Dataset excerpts
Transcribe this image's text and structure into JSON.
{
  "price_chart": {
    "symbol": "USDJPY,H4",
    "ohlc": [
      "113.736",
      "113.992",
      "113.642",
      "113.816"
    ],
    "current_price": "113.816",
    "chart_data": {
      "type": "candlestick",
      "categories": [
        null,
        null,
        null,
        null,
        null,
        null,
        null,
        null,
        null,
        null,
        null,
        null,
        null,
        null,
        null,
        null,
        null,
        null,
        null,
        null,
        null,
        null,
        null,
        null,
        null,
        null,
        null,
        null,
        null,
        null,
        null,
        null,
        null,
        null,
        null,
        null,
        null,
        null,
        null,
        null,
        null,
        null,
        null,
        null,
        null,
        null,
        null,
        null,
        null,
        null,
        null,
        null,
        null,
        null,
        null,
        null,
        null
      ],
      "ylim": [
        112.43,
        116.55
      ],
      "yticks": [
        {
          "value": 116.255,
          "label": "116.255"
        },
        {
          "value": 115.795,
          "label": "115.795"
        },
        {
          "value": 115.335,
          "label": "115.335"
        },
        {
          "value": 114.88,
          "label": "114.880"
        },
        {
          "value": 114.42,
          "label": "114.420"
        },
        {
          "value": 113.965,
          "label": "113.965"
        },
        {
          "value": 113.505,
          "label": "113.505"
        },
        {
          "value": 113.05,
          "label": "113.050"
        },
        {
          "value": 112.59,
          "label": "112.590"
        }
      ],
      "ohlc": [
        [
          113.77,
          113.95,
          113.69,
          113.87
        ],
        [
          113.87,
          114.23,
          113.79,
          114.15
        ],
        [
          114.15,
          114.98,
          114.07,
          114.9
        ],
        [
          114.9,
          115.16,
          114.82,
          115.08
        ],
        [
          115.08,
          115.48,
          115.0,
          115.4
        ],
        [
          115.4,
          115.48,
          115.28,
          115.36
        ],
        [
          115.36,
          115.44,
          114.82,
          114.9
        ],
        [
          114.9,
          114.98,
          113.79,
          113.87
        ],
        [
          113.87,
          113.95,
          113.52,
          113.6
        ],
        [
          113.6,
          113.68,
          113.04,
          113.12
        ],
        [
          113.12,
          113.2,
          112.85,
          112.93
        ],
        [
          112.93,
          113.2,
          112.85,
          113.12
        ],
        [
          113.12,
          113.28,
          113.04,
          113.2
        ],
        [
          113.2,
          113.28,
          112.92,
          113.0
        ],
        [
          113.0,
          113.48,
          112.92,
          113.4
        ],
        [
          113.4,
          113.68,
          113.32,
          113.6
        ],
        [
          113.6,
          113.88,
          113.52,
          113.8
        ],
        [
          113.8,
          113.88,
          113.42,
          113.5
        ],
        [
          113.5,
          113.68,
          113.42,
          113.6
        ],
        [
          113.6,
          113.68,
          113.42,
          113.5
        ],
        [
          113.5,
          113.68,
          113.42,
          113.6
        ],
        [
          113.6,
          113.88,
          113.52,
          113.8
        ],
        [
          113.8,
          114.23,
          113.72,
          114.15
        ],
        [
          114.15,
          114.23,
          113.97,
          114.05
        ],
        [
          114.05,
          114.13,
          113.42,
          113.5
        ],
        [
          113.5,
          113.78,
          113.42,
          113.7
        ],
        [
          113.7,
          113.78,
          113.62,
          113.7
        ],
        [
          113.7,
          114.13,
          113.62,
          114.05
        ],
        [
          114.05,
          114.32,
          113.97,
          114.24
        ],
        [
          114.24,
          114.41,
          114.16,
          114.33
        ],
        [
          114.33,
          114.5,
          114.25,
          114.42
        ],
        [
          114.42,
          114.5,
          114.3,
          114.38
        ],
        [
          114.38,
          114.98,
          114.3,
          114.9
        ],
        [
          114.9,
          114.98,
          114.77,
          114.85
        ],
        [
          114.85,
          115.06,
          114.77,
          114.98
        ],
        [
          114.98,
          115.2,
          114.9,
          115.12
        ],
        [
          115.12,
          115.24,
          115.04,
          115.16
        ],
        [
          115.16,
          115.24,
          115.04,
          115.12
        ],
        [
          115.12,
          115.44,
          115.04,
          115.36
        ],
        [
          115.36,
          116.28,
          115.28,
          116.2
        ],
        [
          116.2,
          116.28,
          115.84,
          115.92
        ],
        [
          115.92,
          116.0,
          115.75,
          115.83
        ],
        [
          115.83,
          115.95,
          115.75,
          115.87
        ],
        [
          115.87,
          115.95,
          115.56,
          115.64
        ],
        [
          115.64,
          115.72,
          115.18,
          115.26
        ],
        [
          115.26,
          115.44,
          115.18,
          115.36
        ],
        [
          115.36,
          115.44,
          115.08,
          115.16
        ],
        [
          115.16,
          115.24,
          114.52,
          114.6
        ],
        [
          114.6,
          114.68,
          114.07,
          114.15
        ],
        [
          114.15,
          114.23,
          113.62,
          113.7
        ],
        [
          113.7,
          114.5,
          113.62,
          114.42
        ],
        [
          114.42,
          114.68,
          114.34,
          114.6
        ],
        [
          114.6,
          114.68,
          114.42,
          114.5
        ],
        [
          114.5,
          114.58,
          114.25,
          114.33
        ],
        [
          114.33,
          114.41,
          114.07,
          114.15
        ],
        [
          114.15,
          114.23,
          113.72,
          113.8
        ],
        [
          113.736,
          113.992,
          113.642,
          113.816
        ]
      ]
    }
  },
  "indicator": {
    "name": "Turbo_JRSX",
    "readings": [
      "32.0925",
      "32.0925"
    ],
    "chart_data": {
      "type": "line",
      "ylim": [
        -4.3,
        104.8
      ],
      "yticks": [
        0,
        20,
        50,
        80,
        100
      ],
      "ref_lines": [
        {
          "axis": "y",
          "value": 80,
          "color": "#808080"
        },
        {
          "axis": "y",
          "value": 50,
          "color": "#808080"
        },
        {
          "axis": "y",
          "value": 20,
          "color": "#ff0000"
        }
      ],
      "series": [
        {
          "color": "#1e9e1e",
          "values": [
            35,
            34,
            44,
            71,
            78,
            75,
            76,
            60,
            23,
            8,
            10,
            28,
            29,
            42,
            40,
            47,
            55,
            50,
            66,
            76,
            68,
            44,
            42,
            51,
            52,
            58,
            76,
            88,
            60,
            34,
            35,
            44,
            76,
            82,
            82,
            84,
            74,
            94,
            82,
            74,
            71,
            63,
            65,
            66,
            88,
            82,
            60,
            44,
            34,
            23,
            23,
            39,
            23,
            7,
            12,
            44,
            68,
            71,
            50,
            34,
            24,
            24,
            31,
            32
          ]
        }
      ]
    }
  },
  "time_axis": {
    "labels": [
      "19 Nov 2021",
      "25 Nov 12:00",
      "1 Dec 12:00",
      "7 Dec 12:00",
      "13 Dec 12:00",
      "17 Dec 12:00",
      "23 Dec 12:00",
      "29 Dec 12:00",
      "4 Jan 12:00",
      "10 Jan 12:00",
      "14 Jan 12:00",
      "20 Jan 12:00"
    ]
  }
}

## Written problem
Reproduce every entry shown above, precisely as it stands.

## Written solution
Transcribe this image's text and structure into JSON.
{
  "price_chart": {
    "symbol": "USDJPY,H4",
    "ohlc": [
      "113.736",
      "113.992",
      "113.642",
      "113.816"
    ],
    "current_price": "113.816",
    "chart_data": {
      "type": "candlestick",
      "categories": [
        null,
        null,
        null,
        null,
        null,
        null,
        null,
        null,
        null,
        null,
        null,
        null,
        null,
        null,
        null,
        null,
        null,
        null,
        null,
        null,
        null,
        null,
        null,
        null,
        null,
        null,
        null,
        null,
        null,
        null,
        null,
        null,
        null,
        null,
        null,
        null,
        null,
        null,
        null,
        null,
        null,
        null,
        null,
        null,
        null,
        null,
        null,
        null,
        null,
        null,
        null,
        null,
        null,
        null,
        null,
        null,
        null
      ],
      "ylim": [
        112.43,
        116.55
      ],
      "yticks": [
        {
          "value": 116.255,
          "label": "116.255"
        },
        {
          "value": 115.795,
          "label": "115.795"
        },
        {
          "value": 115.335,
          "label": "115.335"
        },
        {
          "value": 114.88,
          "label": "114.880"
        },
        {
          "value": 114.42,
          "label": "114.420"
        },
        {
          "value": 113.965,
          "label": "113.965"
        },
        {
          "value": 113.505,
          "label": "113.505"
        },
        {
          "value": 113.05,
          "label": "113.050"
        },
        {
          "value": 112.59,
          "label": "112.590"
        }
      ],
      "ohlc": [
        [
          113.77,
          113.95,
          113.69,
          113.87
        ],
        [
          113.87,
          114.23,
          113.79,
          114.15
        ],
        [
          114.15,
          114.98,
          114.07,
          114.9
        ],
        [
          114.9,
          115.16,
          114.82,
          115.08
        ],
        [
          115.08,
          115.48,
          115.0,
          115.4
        ],
        [
          115.4,
          115.48,
          115.28,
          115.36
        ],
        [
          115.36,
          115.44,
          114.82,
          114.9
        ],
        [
          114.9,
          114.98,
          113.79,
          113.87
        ],
        [
          113.87,
          113.95,
          113.52,
          113.6
        ],
        [
          113.6,
          113.68,
          113.04,
          113.12
        ],
        [
          113.12,
          113.2,
          112.85,
          112.93
        ],
        [
          112.93,
          113.2,
          112.85,
          113.12
        ],
        [
          113.12,
          113.28,
          113.04,
          113.2
        ],
        [
          113.2,
          113.28,
          112.92,
          113.0
        ],
        [
          113.0,
          113.48,
          112.92,
          113.4
        ],
        [
          113.4,
          113.68,
          113.32,
          113.6
        ],
        [
          113.6,
          113.88,
          113.52,
          113.8
        ],
        [
          113.8,
          113.88,
          113.42,
          113.5
        ],
        [
          113.5,
          113.68,
          113.42,
          113.6
        ],
        [
          113.6,
          113.68,
          113.42,
          113.5
        ],
        [
          113.5,
          113.68,
          113.42,
          113.6
        ],
        [
          113.6,
          113.88,
          113.52,
          113.8
        ],
        [
          113.8,
          114.23,
          113.72,
          114.15
        ],
        [
          114.15,
          114.23,
          113.97,
          114.05
        ],
        [
          114.05,
          114.13,
          113.42,
          113.5
        ],
        [
          113.5,
          113.78,
          113.42,
          113.7
        ],
        [
          113.7,
          113.78,
          113.62,
          113.7
        ],
        [
          113.7,
          114.13,
          113.62,
          114.05
        ],
        [
          114.05,
          114.32,
          113.97,
          114.24
        ],
        [
          114.24,
          114.41,
          114.16,
          114.33
        ],
        [
          114.33,
          114.5,
          114.25,
          114.42
        ],
        [
          114.42,
          114.5,
          114.3,
          114.38
        ],
        [
          114.38,
          114.98,
          114.3,
          114.9
        ],
        [
          114.9,
          114.98,
          114.77,
          114.85
        ],
        [
          114.85,
          115.06,
          114.77,
          114.98
        ],
        [
          114.98,
          115.2,
          114.9,
          115.12
        ],
        [
          115.12,
          115.24,
          115.04,
          115.16
        ],
        [
          115.16,
          115.24,
          115.04,
          115.12
        ],
        [
          115.12,
          115.44,
          115.04,
          115.36
        ],
        [
          115.36,
          116.28,
          115.28,
          116.2
        ],
        [
          116.2,
          116.28,
          115.84,
          115.92
        ],
        [
          115.92,
          116.0,
          115.75,
          115.83
        ],
        [
          115.83,
          115.95,
          115.75,
          115.87
        ],
        [
          115.87,
          115.95,
          115.56,
          115.64
        ],
        [
          115.64,
          115.72,
          115.18,
          115.26
        ],
        [
          115.26,
          115.44,
          115.18,
          115.36
        ],
        [
          115.36,
          115.44,
          115.08,
          115.16
        ],
        [
          115.16,
          115.24,
          114.52,
          114.6
        ],
        [
          114.6,
          114.68,
          114.07,
          114.15
        ],
        [
          114.15,
          114.23,
          113.62,
          113.7
        ],
        [
          113.7,
          114.5,
          113.62,
          114.42
        ],
        [
          114.42,
          114.68,
          114.34,
          114.6
        ],
        [
          114.6,
          114.68,
          114.42,
          114.5
        ],
        [
          114.5,
          114.58,
          114.25,
          114.33
        ],
        [
          114.33,
          114.41,
          114.07,
          114.15
        ],
        [
          114.15,
          114.23,
          113.72,
          113.8
        ],
        [
          113.736,
          113.992,
          113.642,
          113.816
        ]
      ]
    }
  },
  "indicator": {
    "name": "Turbo_JRSX",
    "readings": [
      "32.0925",
      "32.0925"
    ],
    "chart_data": {
      "type": "line",
      "ylim": [
        -4.3,
        104.8
      ],
      "yticks": [
        0,
        20,
        50,
        80,
        100
      ],
      "ref_lines": [
        {
          "axis": "y",
          "value": 80,
          "color": "#808080"
        },
        {
          "axis": "y",
          "value": 50,
          "color": "#808080"
        },
        {
          "axis": "y",
          "value": 20,
          "color": "#ff0000"
        }
      ],
      "series": [
        {
          "color": "#1e9e1e",
          "values": [
            35,
            34,
            44,
            71,
            78,
            75,
            76,
            60,
            23,
            8,
            10,
            28,
            29,
            42,
            40,
            47,
            55,
            50,
            66,
            76,
            68,
            44,
            42,
            51,
            52,
            58,
            76,
            88,
            60,
            34,
            35,
            44,
            76,
            82,
            82,
            84,
            74,
            94,
            82,
            74,
            71,
            63,
            65,
            66,
            88,
            82,
            60,
            44,
            34,
            23,
            23,
            39,
            23,
            7,
            12,
            44,
            68,
            71,
            50,
            34,
            24,
            24,
            31,
            32
          ]
        }
      ]
    }
  },
  "time_axis": {
    "labels": [
      "19 Nov 2021",
      "25 Nov 12:00",
      "1 Dec 12:00",
      "7 Dec 12:00",
      "13 Dec 12:00",
      "17 Dec 12:00",
      "23 Dec 12:00",
      "29 Dec 12:00",
      "4 Jan 12:00",
      "10 Jan 12:00",
      "14 Jan 12:00",
      "20 Jan 12:00"
    ]
  }
}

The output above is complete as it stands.